#### [What you have to do]
Images are not part of the copy; transcribe all the data exactly.

#### [Supplied information]
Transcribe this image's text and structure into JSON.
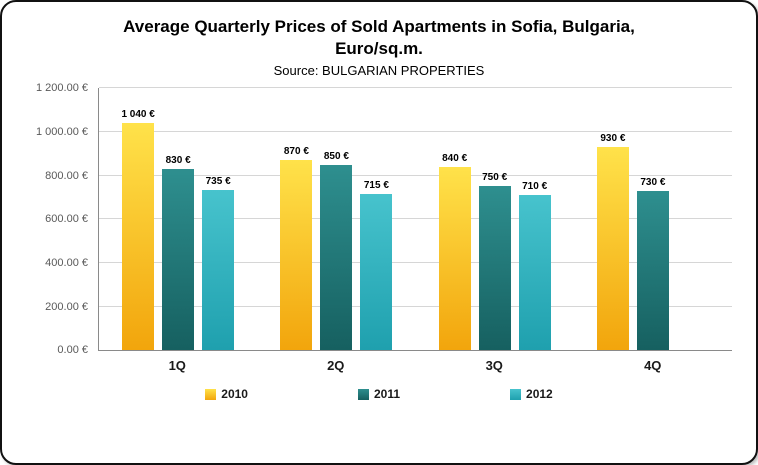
{
  "chart_data": {
    "type": "bar",
    "title": "Average Quarterly Prices of Sold Apartments in Sofia, Bulgaria, Euro/sq.m.",
    "subtitle": "Source: BULGARIAN PROPERTIES",
    "categories": [
      "1Q",
      "2Q",
      "3Q",
      "4Q"
    ],
    "series": [
      {
        "name": "2010",
        "values": [
          1040,
          870,
          840,
          930
        ],
        "labels": [
          "1 040 €",
          "870 €",
          "840 €",
          "930 €"
        ],
        "color_top": "#FFE24A",
        "color_bottom": "#F2A50C"
      },
      {
        "name": "2011",
        "values": [
          830,
          850,
          750,
          730
        ],
        "labels": [
          "830 €",
          "850 €",
          "750 €",
          "730 €"
        ],
        "color_top": "#2E8F8F",
        "color_bottom": "#166060"
      },
      {
        "name": "2012",
        "values": [
          735,
          715,
          710,
          null
        ],
        "labels": [
          "735 €",
          "715 €",
          "710 €",
          null
        ],
        "color_top": "#47C3CD",
        "color_bottom": "#1FA0AE"
      }
    ],
    "yticks": [
      {
        "value": 0,
        "label": "0.00 €"
      },
      {
        "value": 200,
        "label": "200.00 €"
      },
      {
        "value": 400,
        "label": "400.00 €"
      },
      {
        "value": 600,
        "label": "600.00 €"
      },
      {
        "value": 800,
        "label": "800.00 €"
      },
      {
        "value": 1000,
        "label": "1 000.00 €"
      },
      {
        "value": 1200,
        "label": "1 200.00 €"
      }
    ],
    "ylim": [
      0,
      1200
    ],
    "xlabel": "",
    "ylabel": "",
    "grid": "horizontal",
    "legend_position": "bottom"
  }
}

#### [Exercise solution]
Transcribe this image's text and structure into JSON.
{
  "chart_data": {
    "type": "bar",
    "title": "Average Quarterly Prices of Sold Apartments in Sofia, Bulgaria, Euro/sq.m.",
    "subtitle": "Source: BULGARIAN PROPERTIES",
    "categories": [
      "1Q",
      "2Q",
      "3Q",
      "4Q"
    ],
    "series": [
      {
        "name": "2010",
        "values": [
          1040,
          870,
          840,
          930
        ],
        "labels": [
          "1 040 €",
          "870 €",
          "840 €",
          "930 €"
        ],
        "color_top": "#FFE24A",
        "color_bottom": "#F2A50C"
      },
      {
        "name": "2011",
        "values": [
          830,
          850,
          750,
          730
        ],
        "labels": [
          "830 €",
          "850 €",
          "750 €",
          "730 €"
        ],
        "color_top": "#2E8F8F",
        "color_bottom": "#166060"
      },
      {
        "name": "2012",
        "values": [
          735,
          715,
          710,
          null
        ],
        "labels": [
          "735 €",
          "715 €",
          "710 €",
          null
        ],
        "color_top": "#47C3CD",
        "color_bottom": "#1FA0AE"
      }
    ],
    "yticks": [
      {
        "value": 0,
        "label": "0.00 €"
      },
      {
        "value": 200,
        "label": "200.00 €"
      },
      {
        "value": 400,
        "label": "400.00 €"
      },
      {
        "value": 600,
        "label": "600.00 €"
      },
      {
        "value": 800,
        "label": "800.00 €"
      },
      {
        "value": 1000,
        "label": "1 000.00 €"
      },
      {
        "value": 1200,
        "label": "1 200.00 €"
      }
    ],
    "ylim": [
      0,
      1200
    ],
    "xlabel": "",
    "ylabel": "",
    "grid": "horizontal",
    "legend_position": "bottom"
  }
}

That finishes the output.